▸ AIM:
Below are some entries; can you quote all of them exactly?

Recorded data:
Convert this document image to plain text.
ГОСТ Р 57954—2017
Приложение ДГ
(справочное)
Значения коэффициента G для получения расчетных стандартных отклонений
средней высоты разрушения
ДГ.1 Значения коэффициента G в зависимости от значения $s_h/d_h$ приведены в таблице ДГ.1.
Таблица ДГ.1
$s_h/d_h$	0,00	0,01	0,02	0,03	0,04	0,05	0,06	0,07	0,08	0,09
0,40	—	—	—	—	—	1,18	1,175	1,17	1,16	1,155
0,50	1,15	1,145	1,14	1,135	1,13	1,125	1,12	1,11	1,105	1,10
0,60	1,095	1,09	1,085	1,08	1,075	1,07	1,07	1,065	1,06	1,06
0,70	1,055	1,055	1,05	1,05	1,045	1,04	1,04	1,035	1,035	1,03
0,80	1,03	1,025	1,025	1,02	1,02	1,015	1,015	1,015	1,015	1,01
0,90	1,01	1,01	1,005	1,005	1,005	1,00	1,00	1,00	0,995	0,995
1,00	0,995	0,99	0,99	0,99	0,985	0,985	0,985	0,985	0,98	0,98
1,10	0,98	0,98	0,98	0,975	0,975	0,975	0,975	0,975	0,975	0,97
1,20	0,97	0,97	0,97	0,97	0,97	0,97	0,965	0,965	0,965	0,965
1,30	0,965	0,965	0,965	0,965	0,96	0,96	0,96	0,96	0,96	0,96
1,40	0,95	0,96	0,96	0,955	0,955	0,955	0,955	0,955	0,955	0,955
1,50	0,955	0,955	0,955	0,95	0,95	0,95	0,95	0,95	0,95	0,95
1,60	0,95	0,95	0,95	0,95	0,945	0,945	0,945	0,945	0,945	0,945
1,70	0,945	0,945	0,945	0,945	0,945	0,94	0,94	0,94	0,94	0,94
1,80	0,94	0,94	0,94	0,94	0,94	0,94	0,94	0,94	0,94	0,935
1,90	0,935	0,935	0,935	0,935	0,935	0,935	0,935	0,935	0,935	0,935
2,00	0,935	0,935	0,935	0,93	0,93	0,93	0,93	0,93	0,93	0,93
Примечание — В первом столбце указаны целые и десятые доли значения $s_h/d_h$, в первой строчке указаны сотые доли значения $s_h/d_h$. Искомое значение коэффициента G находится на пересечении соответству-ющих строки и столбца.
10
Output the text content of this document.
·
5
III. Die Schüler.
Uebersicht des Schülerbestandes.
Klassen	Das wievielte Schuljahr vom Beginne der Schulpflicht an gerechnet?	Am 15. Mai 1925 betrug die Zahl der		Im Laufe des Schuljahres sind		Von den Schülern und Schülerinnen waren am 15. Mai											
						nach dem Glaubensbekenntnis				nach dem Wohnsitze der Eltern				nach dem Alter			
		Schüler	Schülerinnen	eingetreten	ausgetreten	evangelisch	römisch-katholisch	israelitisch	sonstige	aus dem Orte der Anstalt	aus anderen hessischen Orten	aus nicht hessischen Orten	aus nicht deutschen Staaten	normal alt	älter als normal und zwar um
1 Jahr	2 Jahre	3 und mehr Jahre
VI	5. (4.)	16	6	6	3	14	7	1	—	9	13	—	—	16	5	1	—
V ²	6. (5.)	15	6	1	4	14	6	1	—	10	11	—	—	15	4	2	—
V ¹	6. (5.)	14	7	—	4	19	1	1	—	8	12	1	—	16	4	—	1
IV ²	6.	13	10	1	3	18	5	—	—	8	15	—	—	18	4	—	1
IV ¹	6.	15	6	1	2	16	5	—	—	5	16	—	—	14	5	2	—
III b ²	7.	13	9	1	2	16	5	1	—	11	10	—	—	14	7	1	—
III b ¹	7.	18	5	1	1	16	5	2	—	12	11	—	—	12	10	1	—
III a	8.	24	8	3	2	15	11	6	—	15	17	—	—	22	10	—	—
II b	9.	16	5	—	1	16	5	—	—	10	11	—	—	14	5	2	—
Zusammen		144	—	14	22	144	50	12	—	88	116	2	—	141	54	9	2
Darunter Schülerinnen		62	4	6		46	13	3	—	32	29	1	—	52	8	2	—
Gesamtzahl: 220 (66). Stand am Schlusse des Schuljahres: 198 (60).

▸ SOLUTION TO THE EXERCISE:
Convert this document image to plain text.
ГОСТ Р 57954—2017
Приложение ДГ
(справочное)
Значения коэффициента G для получения расчетных стандартных отклонений
средней высоты разрушения
ДГ.1 Значения коэффициента G в зависимости от значения $s_h/d_h$ приведены в таблице ДГ.1.
Таблица ДГ.1
$s_h/d_h$	0,00	0,01	0,02	0,03	0,04	0,05	0,06	0,07	0,08	0,09
0,40	—	—	—	—	—	1,18	1,175	1,17	1,16	1,155
0,50	1,15	1,145	1,14	1,135	1,13	1,125	1,12	1,11	1,105	1,10
0,60	1,095	1,09	1,085	1,08	1,075	1,07	1,07	1,065	1,06	1,06
0,70	1,055	1,055	1,05	1,05	1,045	1,04	1,04	1,035	1,035	1,03
0,80	1,03	1,025	1,025	1,02	1,02	1,015	1,015	1,015	1,015	1,01
0,90	1,01	1,01	1,005	1,005	1,005	1,00	1,00	1,00	0,995	0,995
1,00	0,995	0,99	0,99	0,99	0,985	0,985	0,985	0,985	0,98	0,98
1,10	0,98	0,98	0,98	0,975	0,975	0,975	0,975	0,975	0,975	0,97
1,20	0,97	0,97	0,97	0,97	0,97	0,97	0,965	0,965	0,965	0,965
1,30	0,965	0,965	0,965	0,965	0,96	0,96	0,96	0,96	0,96	0,96
1,40	0,95	0,96	0,96	0,955	0,955	0,955	0,955	0,955	0,955	0,955
1,50	0,955	0,955	0,955	0,95	0,95	0,95	0,95	0,95	0,95	0,95
1,60	0,95	0,95	0,95	0,95	0,945	0,945	0,945	0,945	0,945	0,945
1,70	0,945	0,945	0,945	0,945	0,945	0,94	0,94	0,94	0,94	0,94
1,80	0,94	0,94	0,94	0,94	0,94	0,94	0,94	0,94	0,94	0,935
1,90	0,935	0,935	0,935	0,935	0,935	0,935	0,935	0,935	0,935	0,935
2,00	0,935	0,935	0,935	0,93	0,93	0,93	0,93	0,93	0,93	0,93
Примечание — В первом столбце указаны целые и десятые доли значения $s_h/d_h$, в первой строчке указаны сотые доли значения $s_h/d_h$. Искомое значение коэффициента G находится на пересечении соответству-ющих строки и столбца.
10
Output the text content of this document.
·
5
III. Die Schüler.
Uebersicht des Schülerbestandes.
Klassen	Das wievielte Schuljahr vom Beginne der Schulpflicht an gerechnet?	Am 15. Mai 1925 betrug die Zahl der		Im Laufe des Schuljahres sind		Von den Schülern und Schülerinnen waren am 15. Mai											
						nach dem Glaubensbekenntnis				nach dem Wohnsitze der Eltern				nach dem Alter			
		Schüler	Schülerinnen	eingetreten	ausgetreten	evangelisch	römisch-katholisch	israelitisch	sonstige	aus dem Orte der Anstalt	aus anderen hessischen Orten	aus nicht hessischen Orten	aus nicht deutschen Staaten	normal alt	älter als normal und zwar um
1 Jahr	2 Jahre	3 und mehr Jahre
VI	5. (4.)	16	6	6	3	14	7	1	—	9	13	—	—	16	5	1	—
V ²	6. (5.)	15	6	1	4	14	6	1	—	10	11	—	—	15	4	2	—
V ¹	6. (5.)	14	7	—	4	19	1	1	—	8	12	1	—	16	4	—	1
IV ²	6.	13	10	1	3	18	5	—	—	8	15	—	—	18	4	—	1
IV ¹	6.	15	6	1	2	16	5	—	—	5	16	—	—	14	5	2	—
III b ²	7.	13	9	1	2	16	5	1	—	11	10	—	—	14	7	1	—
III b ¹	7.	18	5	1	1	16	5	2	—	12	11	—	—	12	10	1	—
III a	8.	24	8	3	2	15	11	6	—	15	17	—	—	22	10	—	—
II b	9.	16	5	—	1	16	5	—	—	10	11	—	—	14	5	2	—
Zusammen		144	—	14	22	144	50	12	—	88	116	2	—	141	54	9	2
Darunter Schülerinnen		62	4	6		46	13	3	—	32	29	1	—	52	8	2	—
Gesamtzahl: 220 (66). Stand am Schlusse des Schuljahres: 198 (60).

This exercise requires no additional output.